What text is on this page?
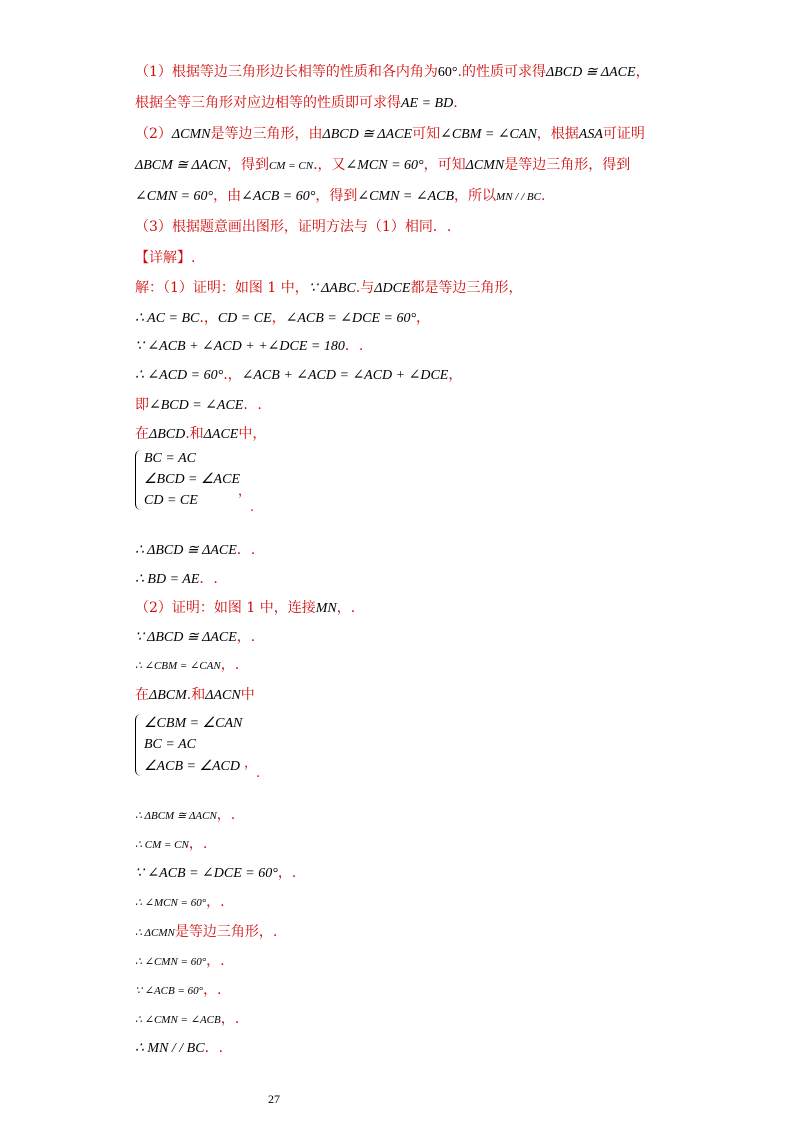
（1）根据等边三角形边长相等的性质和各内角为60°.的性质可求得ΔBCD ≅ ΔACE，
根据全等三角形对应边相等的性质即可求得AE = BD.
（2）ΔCMN是等边三角形，由ΔBCD ≅ ΔACE可知∠CBM = ∠CAN，根据ASA可证明
ΔBCM ≅ ΔACN，得到CM = CN.，又∠MCN = 60°，可知ΔCMN是等边三角形，得到
∠CMN = 60°，由∠ACB = 60°，得到∠CMN = ∠ACB，所以MN / / BC.
（3）根据题意画出图形，证明方法与（1）相同．.
【详解】.
解：（1）证明：如图 1 中，∵ ΔABC.与ΔDCE都是等边三角形，
∴ AC = BC.，CD = CE，∠ACB = ∠DCE = 60°，
∵ ∠ACB + ∠ACD + +∠DCE = 180．.
∴ ∠ACD = 60°.，∠ACB + ∠ACD = ∠ACD + ∠DCE，
即∠BCD = ∠ACE．.
在ΔBCD.和ΔACE中，
BC = AC
∠BCD = ∠ACE
CD = CE
，
.
∴ ΔBCD ≅ ΔACE．.
∴ BD = AE．.
（2）证明：如图 1 中，连接MN，.
∵ ΔBCD ≅ ΔACE，.
∴ ∠CBM = ∠CAN，.
在ΔBCM.和ΔACN中
∠CBM = ∠CAN
BC = AC
∠ACB = ∠ACD ，
.
∴ ΔBCM ≅ ΔACN，.
∴ CM = CN，.
∵ ∠ACB = ∠DCE = 60°，.
∴ ∠MCN = 60°，.
∴ ΔCMN是等边三角形，.
∴ ∠CMN = 60°，.
∵ ∠ACB = 60°，.
∴ ∠CMN = ∠ACB，.
∴ MN / / BC．.
27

• **Exercise**
Omit every picture, and otherwise quote the entries exactly.

• **Answer for the task**
What text is on this page?
（1）根据等边三角形边长相等的性质和各内角为60°.的性质可求得ΔBCD ≅ ΔACE，
根据全等三角形对应边相等的性质即可求得AE = BD.
（2）ΔCMN是等边三角形，由ΔBCD ≅ ΔACE可知∠CBM = ∠CAN，根据ASA可证明
ΔBCM ≅ ΔACN，得到CM = CN.，又∠MCN = 60°，可知ΔCMN是等边三角形，得到
∠CMN = 60°，由∠ACB = 60°，得到∠CMN = ∠ACB，所以MN / / BC.
（3）根据题意画出图形，证明方法与（1）相同．.
【详解】.
解：（1）证明：如图 1 中，∵ ΔABC.与ΔDCE都是等边三角形，
∴ AC = BC.，CD = CE，∠ACB = ∠DCE = 60°，
∵ ∠ACB + ∠ACD + +∠DCE = 180．.
∴ ∠ACD = 60°.，∠ACB + ∠ACD = ∠ACD + ∠DCE，
即∠BCD = ∠ACE．.
在ΔBCD.和ΔACE中，
BC = AC
∠BCD = ∠ACE
CD = CE
，
.
∴ ΔBCD ≅ ΔACE．.
∴ BD = AE．.
（2）证明：如图 1 中，连接MN，.
∵ ΔBCD ≅ ΔACE，.
∴ ∠CBM = ∠CAN，.
在ΔBCM.和ΔACN中
∠CBM = ∠CAN
BC = AC
∠ACB = ∠ACD ，
.
∴ ΔBCM ≅ ΔACN，.
∴ CM = CN，.
∵ ∠ACB = ∠DCE = 60°，.
∴ ∠MCN = 60°，.
∴ ΔCMN是等边三角形，.
∴ ∠CMN = 60°，.
∵ ∠ACB = 60°，.
∴ ∠CMN = ∠ACB，.
∴ MN / / BC．.
27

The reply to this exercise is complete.